■ Input rows ■
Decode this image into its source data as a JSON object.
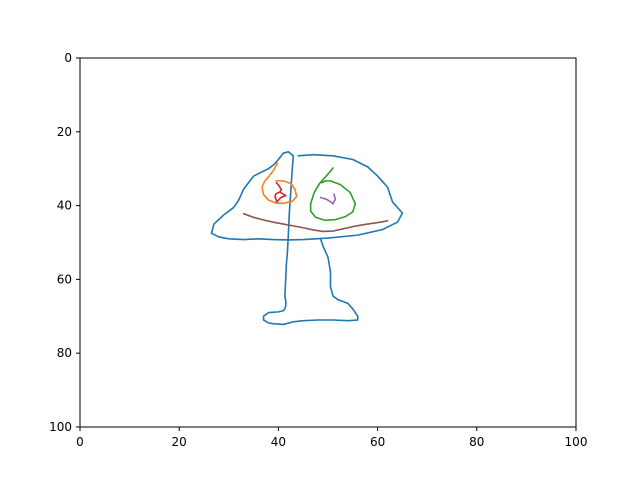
{
  "chart_data": {
    "type": "line",
    "title": "",
    "xlabel": "",
    "ylabel": "",
    "xlim": [
      0,
      100
    ],
    "ylim": [
      100,
      0
    ],
    "y_inverted": true,
    "grid": false,
    "legend": "none",
    "x_ticks": [
      0,
      20,
      40,
      60,
      80,
      100
    ],
    "y_ticks": [
      0,
      20,
      40,
      60,
      80,
      100
    ],
    "series": [
      {
        "color": "#1f77b4",
        "x": [
          44,
          47,
          51,
          55,
          58,
          60,
          62,
          63,
          65,
          64,
          61,
          56,
          50,
          45,
          42,
          39,
          36,
          33,
          30,
          28,
          26.5,
          27,
          29,
          31,
          32,
          33,
          35,
          38,
          39,
          40,
          41,
          42,
          43,
          42.8,
          42.5,
          42.2,
          42,
          41.8,
          41.6,
          41.5,
          41.4,
          41.3,
          41.5,
          41.5,
          41.3,
          41,
          40,
          38,
          37,
          37,
          38,
          39,
          41,
          43,
          45,
          48,
          51,
          54,
          56,
          56,
          55,
          54,
          53,
          52,
          51,
          50.5,
          50.5,
          50,
          49,
          48.5
        ],
        "y": [
          26.5,
          26.2,
          26.5,
          27.5,
          29.5,
          32,
          35,
          39,
          42,
          44.5,
          46.5,
          48,
          48.8,
          49.2,
          49.3,
          49.2,
          49,
          49.2,
          49,
          48.5,
          47.5,
          45,
          42.5,
          40.5,
          38.5,
          35.5,
          32,
          30,
          29,
          27.5,
          25.8,
          25.4,
          26.5,
          30,
          36,
          42,
          48,
          53,
          56,
          59,
          62,
          64.5,
          66,
          67,
          68,
          68.5,
          68.8,
          69,
          70,
          71,
          71.8,
          72,
          72.2,
          71.5,
          71.2,
          71,
          71,
          71.2,
          71,
          70,
          68,
          66.5,
          66,
          65.5,
          64.5,
          62,
          58,
          54,
          51,
          49
        ]
      },
      {
        "color": "#ff7f0e",
        "x": [
          39.8,
          39,
          38,
          37.2,
          36.7,
          37,
          38,
          39.5,
          41,
          42.8,
          43.7,
          43.3,
          42.5,
          41,
          39.5
        ],
        "y": [
          28.5,
          30.5,
          32.2,
          33.5,
          35,
          37,
          38.5,
          39.3,
          39.4,
          38.8,
          37.5,
          35.5,
          34,
          33.3,
          33.3
        ]
      },
      {
        "color": "#2ca02c",
        "x": [
          51,
          50.3,
          49.5,
          48.3,
          47.2,
          46.5,
          46.5,
          47.5,
          49.5,
          51.5,
          53.5,
          55,
          55.5,
          54.5,
          52.5,
          50.5,
          49.5,
          48.8
        ],
        "y": [
          29.8,
          31,
          32.2,
          34,
          36.5,
          39.5,
          41.5,
          43.2,
          44,
          43.8,
          43,
          41.7,
          39.5,
          36.5,
          34.3,
          33.3,
          33.3,
          33.8
        ]
      },
      {
        "color": "#d62728",
        "x": [
          39.6,
          40.1,
          40.6,
          40.3,
          39.5,
          39.3,
          39.7,
          40.5,
          41.5,
          40.5
        ],
        "y": [
          33.8,
          34.6,
          35.7,
          36.3,
          36.8,
          37.5,
          39.0,
          37.8,
          37.3,
          36.5
        ]
      },
      {
        "color": "#9467bd",
        "x": [
          48.5,
          49.7,
          50.7,
          51,
          51.2,
          51.5,
          51.2
        ],
        "y": [
          37.8,
          38.3,
          39.1,
          39.5,
          39.0,
          38.3,
          36.9
        ]
      },
      {
        "color": "#8c564b",
        "x": [
          33,
          35,
          37,
          39,
          41,
          43,
          45,
          47,
          49,
          51,
          53,
          55,
          57,
          59,
          61,
          62
        ],
        "y": [
          42.2,
          43.2,
          43.9,
          44.5,
          45,
          45.5,
          46,
          46.6,
          47,
          46.9,
          46.3,
          45.7,
          45.2,
          44.8,
          44.4,
          44.1
        ]
      }
    ]
  }
}
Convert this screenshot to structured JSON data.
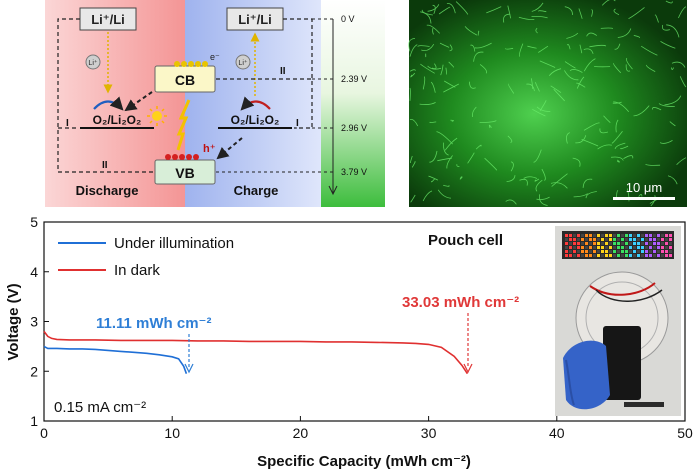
{
  "scheme": {
    "nodes": {
      "li_left": "Li⁺/Li",
      "li_right": "Li⁺/Li",
      "cb": "CB",
      "vb": "VB",
      "o2_left": "O₂/Li₂O₂",
      "o2_right": "O₂/Li₂O₂",
      "li_ion": "Li⁺",
      "electron": "e⁻",
      "hole": "h⁺"
    },
    "path_labels": {
      "p1_left": "I",
      "p2_left": "II",
      "p1_right": "I",
      "p2_right": "II"
    },
    "panel_labels": {
      "discharge": "Discharge",
      "charge": "Charge"
    },
    "potentials": [
      "0 V",
      "2.39 V",
      "2.96 V",
      "3.79 V"
    ],
    "colors": {
      "discharge_bg": "#f49a9a",
      "charge_bg": "#9fb6ee",
      "gap_bg": "#4dc44d"
    }
  },
  "micrograph": {
    "scale_bar": "10 μm"
  },
  "chart_data": {
    "type": "line",
    "xlabel": "Specific Capacity (mWh cm⁻²)",
    "ylabel": "Voltage (V)",
    "xlim": [
      0,
      50
    ],
    "ylim": [
      1,
      5
    ],
    "xticks": [
      "0",
      "10",
      "20",
      "30",
      "40",
      "50"
    ],
    "yticks": [
      "1",
      "2",
      "3",
      "4",
      "5"
    ],
    "series": [
      {
        "name": "Under illumination",
        "color": "#1f6fd6",
        "x": [
          0,
          0.3,
          0.6,
          1,
          2,
          3,
          4,
          5,
          6,
          7,
          8,
          9,
          10,
          10.5,
          10.9,
          11.11
        ],
        "y": [
          2.5,
          2.46,
          2.46,
          2.46,
          2.45,
          2.45,
          2.44,
          2.42,
          2.4,
          2.38,
          2.36,
          2.33,
          2.29,
          2.25,
          2.1,
          1.95
        ]
      },
      {
        "name": "In dark",
        "color": "#e03030",
        "x": [
          0,
          0.3,
          0.6,
          1,
          2,
          4,
          6,
          8,
          10,
          12,
          14,
          16,
          18,
          20,
          22,
          24,
          26,
          28,
          29,
          30,
          31,
          32,
          32.6,
          33.03
        ],
        "y": [
          2.8,
          2.7,
          2.66,
          2.64,
          2.63,
          2.63,
          2.62,
          2.62,
          2.62,
          2.61,
          2.61,
          2.6,
          2.6,
          2.6,
          2.59,
          2.59,
          2.58,
          2.57,
          2.56,
          2.54,
          2.48,
          2.3,
          2.12,
          1.95
        ]
      }
    ],
    "legend": "top-left",
    "annotations": {
      "illum_capacity": "11.11 mWh cm⁻²",
      "dark_capacity": "33.03 mWh cm⁻²",
      "pouch": "Pouch cell",
      "current": "0.15 mA cm⁻²"
    },
    "grid": false
  }
}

■ Set problem ■
Show all lines from the records above where the word "xlabel" occurs.

■ Solution below ■
    "xlabel": "",
    "xlabel": "Specific Capacity (mWh cm⁻²)",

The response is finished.